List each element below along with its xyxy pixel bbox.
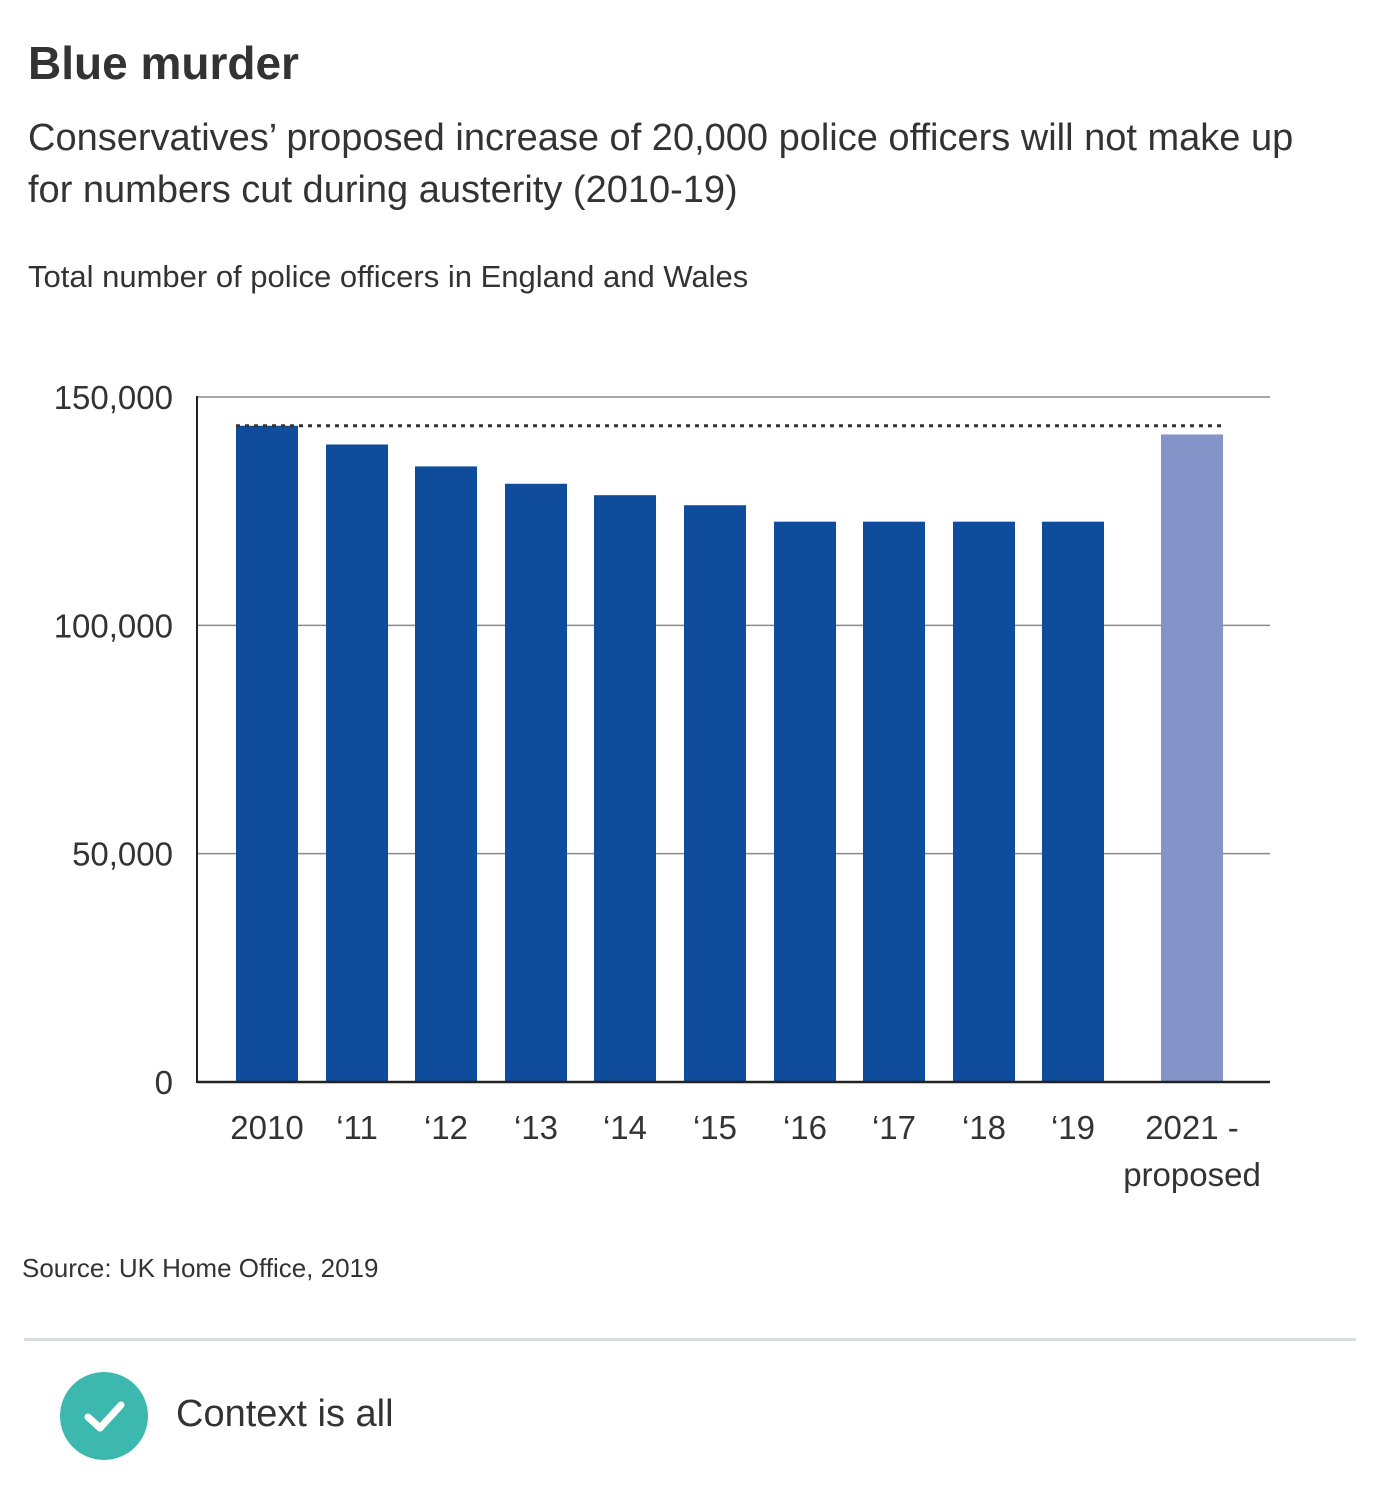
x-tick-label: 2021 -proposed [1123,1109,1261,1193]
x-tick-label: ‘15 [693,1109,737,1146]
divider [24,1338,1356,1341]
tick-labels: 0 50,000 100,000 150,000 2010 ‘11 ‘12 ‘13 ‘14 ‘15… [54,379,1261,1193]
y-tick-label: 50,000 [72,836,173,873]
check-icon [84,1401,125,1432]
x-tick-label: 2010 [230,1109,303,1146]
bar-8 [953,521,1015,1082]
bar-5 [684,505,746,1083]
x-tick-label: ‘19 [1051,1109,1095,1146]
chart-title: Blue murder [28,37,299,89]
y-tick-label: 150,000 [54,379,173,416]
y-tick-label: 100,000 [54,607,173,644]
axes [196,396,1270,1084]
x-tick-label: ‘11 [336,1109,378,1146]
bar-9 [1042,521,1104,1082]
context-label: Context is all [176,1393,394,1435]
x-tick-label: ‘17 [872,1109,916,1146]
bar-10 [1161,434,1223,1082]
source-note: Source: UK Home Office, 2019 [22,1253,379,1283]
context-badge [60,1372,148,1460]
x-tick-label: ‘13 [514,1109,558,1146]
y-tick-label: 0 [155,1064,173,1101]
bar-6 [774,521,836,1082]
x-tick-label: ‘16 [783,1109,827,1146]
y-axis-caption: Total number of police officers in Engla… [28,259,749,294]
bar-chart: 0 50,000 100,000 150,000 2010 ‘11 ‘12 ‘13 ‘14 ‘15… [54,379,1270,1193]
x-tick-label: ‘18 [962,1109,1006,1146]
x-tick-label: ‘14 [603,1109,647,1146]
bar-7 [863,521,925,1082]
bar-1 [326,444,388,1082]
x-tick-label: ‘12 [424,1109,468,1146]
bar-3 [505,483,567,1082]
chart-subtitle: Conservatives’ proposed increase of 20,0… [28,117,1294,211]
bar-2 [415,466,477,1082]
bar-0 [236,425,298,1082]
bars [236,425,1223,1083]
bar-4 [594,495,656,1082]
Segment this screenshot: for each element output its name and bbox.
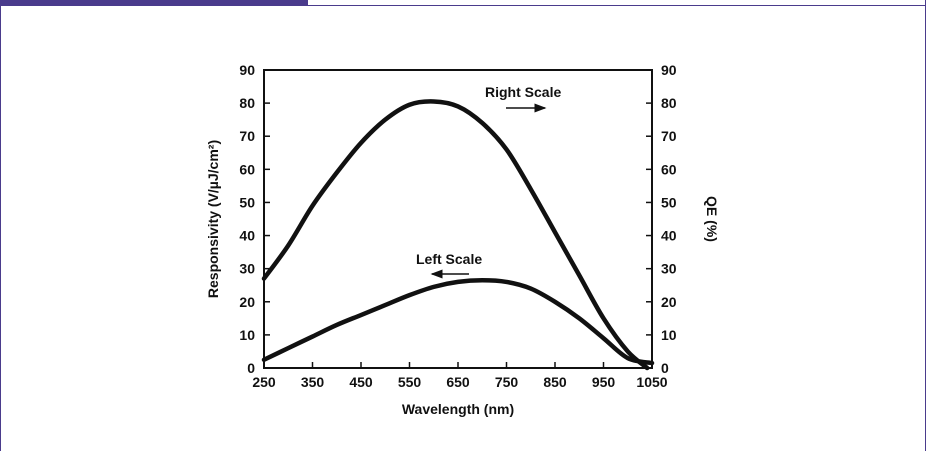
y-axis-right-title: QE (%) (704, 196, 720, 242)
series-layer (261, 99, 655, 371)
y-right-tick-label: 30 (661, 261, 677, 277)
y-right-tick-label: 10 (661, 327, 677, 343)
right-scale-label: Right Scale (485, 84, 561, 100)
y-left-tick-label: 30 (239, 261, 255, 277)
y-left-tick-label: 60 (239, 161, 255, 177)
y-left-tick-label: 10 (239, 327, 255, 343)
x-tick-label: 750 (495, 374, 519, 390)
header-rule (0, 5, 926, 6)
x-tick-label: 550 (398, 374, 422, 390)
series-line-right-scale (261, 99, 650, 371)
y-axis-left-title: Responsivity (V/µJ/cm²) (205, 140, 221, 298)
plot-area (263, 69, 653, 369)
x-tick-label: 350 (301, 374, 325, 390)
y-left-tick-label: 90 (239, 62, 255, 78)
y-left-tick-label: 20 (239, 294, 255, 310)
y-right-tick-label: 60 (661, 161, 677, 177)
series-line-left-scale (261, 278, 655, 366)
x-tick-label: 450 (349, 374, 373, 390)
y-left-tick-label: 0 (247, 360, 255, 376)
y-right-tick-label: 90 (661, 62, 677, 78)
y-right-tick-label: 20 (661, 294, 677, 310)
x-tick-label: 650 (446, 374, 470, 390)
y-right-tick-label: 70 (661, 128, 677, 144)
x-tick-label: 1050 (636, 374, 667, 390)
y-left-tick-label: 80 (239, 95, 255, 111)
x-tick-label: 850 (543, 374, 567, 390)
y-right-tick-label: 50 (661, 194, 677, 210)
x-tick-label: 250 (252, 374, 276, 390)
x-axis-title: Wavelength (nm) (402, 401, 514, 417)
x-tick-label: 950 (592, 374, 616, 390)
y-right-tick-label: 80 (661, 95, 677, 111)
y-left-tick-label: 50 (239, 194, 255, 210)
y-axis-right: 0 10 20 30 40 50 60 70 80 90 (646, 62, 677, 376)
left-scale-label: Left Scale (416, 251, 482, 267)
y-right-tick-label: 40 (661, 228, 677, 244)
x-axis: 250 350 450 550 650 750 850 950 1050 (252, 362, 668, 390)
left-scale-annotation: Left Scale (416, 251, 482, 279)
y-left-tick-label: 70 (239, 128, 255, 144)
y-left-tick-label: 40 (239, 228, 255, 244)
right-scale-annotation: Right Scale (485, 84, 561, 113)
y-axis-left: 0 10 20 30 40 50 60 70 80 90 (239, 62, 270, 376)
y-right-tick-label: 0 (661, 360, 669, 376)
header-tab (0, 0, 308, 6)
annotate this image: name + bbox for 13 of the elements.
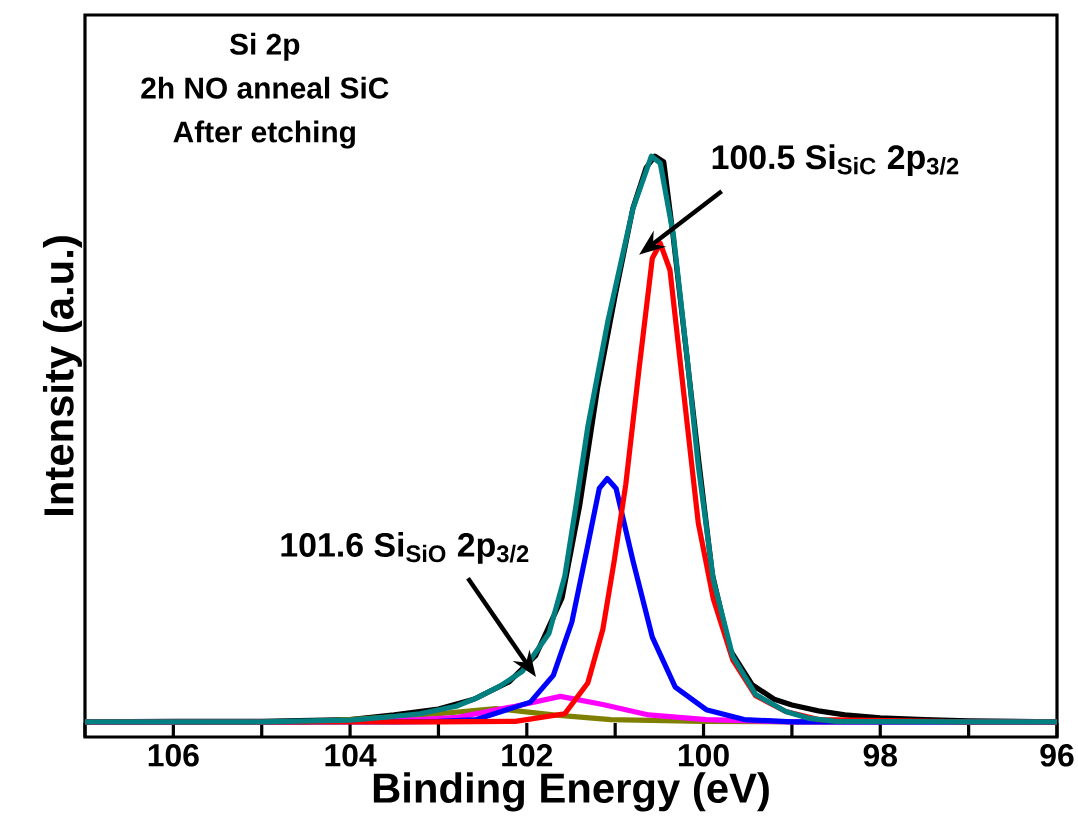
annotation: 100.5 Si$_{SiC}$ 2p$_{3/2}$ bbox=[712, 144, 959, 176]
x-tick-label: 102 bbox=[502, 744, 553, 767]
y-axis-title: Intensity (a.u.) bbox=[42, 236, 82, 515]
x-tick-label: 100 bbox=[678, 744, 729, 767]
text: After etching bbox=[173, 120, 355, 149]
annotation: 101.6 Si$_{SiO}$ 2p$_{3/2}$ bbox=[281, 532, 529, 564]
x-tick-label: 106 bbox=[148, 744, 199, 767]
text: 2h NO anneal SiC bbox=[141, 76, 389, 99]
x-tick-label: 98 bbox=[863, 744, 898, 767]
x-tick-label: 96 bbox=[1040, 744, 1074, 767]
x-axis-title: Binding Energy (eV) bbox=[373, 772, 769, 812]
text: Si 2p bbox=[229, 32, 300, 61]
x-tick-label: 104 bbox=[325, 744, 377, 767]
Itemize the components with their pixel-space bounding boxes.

## Aim:
Copy verbatim the data lines from the line containing "y-axis-right-title: QE (%)" through the line containing "series-line-right-scale (261, 99, 650, 371)", including both of those lines.

## Exercise answer:
y-axis-right-title: QE (%) (704, 196, 720, 242)
series-layer (261, 99, 655, 371)
y-right-tick-label: 30 (661, 261, 677, 277)
y-right-tick-label: 10 (661, 327, 677, 343)
right-scale-label: Right Scale (485, 84, 561, 100)
y-left-tick-label: 30 (239, 261, 255, 277)
y-left-tick-label: 60 (239, 161, 255, 177)
y-left-tick-label: 10 (239, 327, 255, 343)
x-tick-label: 750 (495, 374, 519, 390)
header-rule (0, 5, 926, 6)
x-tick-label: 550 (398, 374, 422, 390)
series-line-right-scale (261, 99, 650, 371)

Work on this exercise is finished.